Collected data entries

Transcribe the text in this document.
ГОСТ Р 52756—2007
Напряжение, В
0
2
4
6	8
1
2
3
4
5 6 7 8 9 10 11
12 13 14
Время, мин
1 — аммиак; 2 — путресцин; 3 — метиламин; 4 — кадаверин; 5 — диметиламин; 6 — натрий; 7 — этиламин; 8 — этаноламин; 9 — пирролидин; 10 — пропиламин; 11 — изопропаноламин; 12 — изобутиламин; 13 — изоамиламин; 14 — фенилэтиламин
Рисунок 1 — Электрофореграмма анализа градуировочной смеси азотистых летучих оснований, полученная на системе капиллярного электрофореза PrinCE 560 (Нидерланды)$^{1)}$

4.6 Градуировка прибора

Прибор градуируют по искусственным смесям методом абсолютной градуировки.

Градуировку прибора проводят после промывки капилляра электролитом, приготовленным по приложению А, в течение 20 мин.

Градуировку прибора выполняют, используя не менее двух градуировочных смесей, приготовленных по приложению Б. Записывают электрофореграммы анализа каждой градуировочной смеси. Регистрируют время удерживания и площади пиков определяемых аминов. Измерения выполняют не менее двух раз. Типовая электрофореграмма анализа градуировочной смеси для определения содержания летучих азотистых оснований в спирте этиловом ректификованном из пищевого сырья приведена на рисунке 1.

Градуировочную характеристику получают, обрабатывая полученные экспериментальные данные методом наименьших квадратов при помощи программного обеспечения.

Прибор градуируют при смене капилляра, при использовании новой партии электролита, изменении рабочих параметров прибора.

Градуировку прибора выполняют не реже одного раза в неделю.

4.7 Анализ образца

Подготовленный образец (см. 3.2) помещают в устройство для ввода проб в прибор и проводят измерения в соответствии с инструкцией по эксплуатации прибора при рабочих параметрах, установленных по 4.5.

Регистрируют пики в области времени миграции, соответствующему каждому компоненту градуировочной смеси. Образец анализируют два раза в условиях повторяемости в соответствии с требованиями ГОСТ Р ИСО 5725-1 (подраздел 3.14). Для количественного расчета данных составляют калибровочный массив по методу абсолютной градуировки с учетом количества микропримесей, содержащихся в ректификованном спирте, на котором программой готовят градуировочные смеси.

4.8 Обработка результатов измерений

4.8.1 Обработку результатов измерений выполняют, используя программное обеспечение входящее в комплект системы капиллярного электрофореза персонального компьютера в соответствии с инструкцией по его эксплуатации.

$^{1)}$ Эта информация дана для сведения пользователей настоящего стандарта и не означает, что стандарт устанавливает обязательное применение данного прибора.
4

Stated problem
Quote every line of the data, word for word.

Final result
Transcribe the text in this document.
ГОСТ Р 52756—2007
Напряжение, В
0
2
4
6	8
1
2
3
4
5 6 7 8 9 10 11
12 13 14
Время, мин
1 — аммиак; 2 — путресцин; 3 — метиламин; 4 — кадаверин; 5 — диметиламин; 6 — натрий; 7 — этиламин; 8 — этаноламин; 9 — пирролидин; 10 — пропиламин; 11 — изопропаноламин; 12 — изобутиламин; 13 — изоамиламин; 14 — фенилэтиламин
Рисунок 1 — Электрофореграмма анализа градуировочной смеси азотистых летучих оснований, полученная на системе капиллярного электрофореза PrinCE 560 (Нидерланды)$^{1)}$

4.6 Градуировка прибора

Прибор градуируют по искусственным смесям методом абсолютной градуировки.

Градуировку прибора проводят после промывки капилляра электролитом, приготовленным по приложению А, в течение 20 мин.

Градуировку прибора выполняют, используя не менее двух градуировочных смесей, приготовленных по приложению Б. Записывают электрофореграммы анализа каждой градуировочной смеси. Регистрируют время удерживания и площади пиков определяемых аминов. Измерения выполняют не менее двух раз. Типовая электрофореграмма анализа градуировочной смеси для определения содержания летучих азотистых оснований в спирте этиловом ректификованном из пищевого сырья приведена на рисунке 1.

Градуировочную характеристику получают, обрабатывая полученные экспериментальные данные методом наименьших квадратов при помощи программного обеспечения.

Прибор градуируют при смене капилляра, при использовании новой партии электролита, изменении рабочих параметров прибора.

Градуировку прибора выполняют не реже одного раза в неделю.

4.7 Анализ образца

Подготовленный образец (см. 3.2) помещают в устройство для ввода проб в прибор и проводят измерения в соответствии с инструкцией по эксплуатации прибора при рабочих параметрах, установленных по 4.5.

Регистрируют пики в области времени миграции, соответствующему каждому компоненту градуировочной смеси. Образец анализируют два раза в условиях повторяемости в соответствии с требованиями ГОСТ Р ИСО 5725-1 (подраздел 3.14). Для количественного расчета данных составляют калибровочный массив по методу абсолютной градуировки с учетом количества микропримесей, содержащихся в ректификованном спирте, на котором программой готовят градуировочные смеси.

4.8 Обработка результатов измерений

4.8.1 Обработку результатов измерений выполняют, используя программное обеспечение входящее в комплект системы капиллярного электрофореза персонального компьютера в соответствии с инструкцией по его эксплуатации.

$^{1)}$ Эта информация дана для сведения пользователей настоящего стандарта и не означает, что стандарт устанавливает обязательное применение данного прибора.
4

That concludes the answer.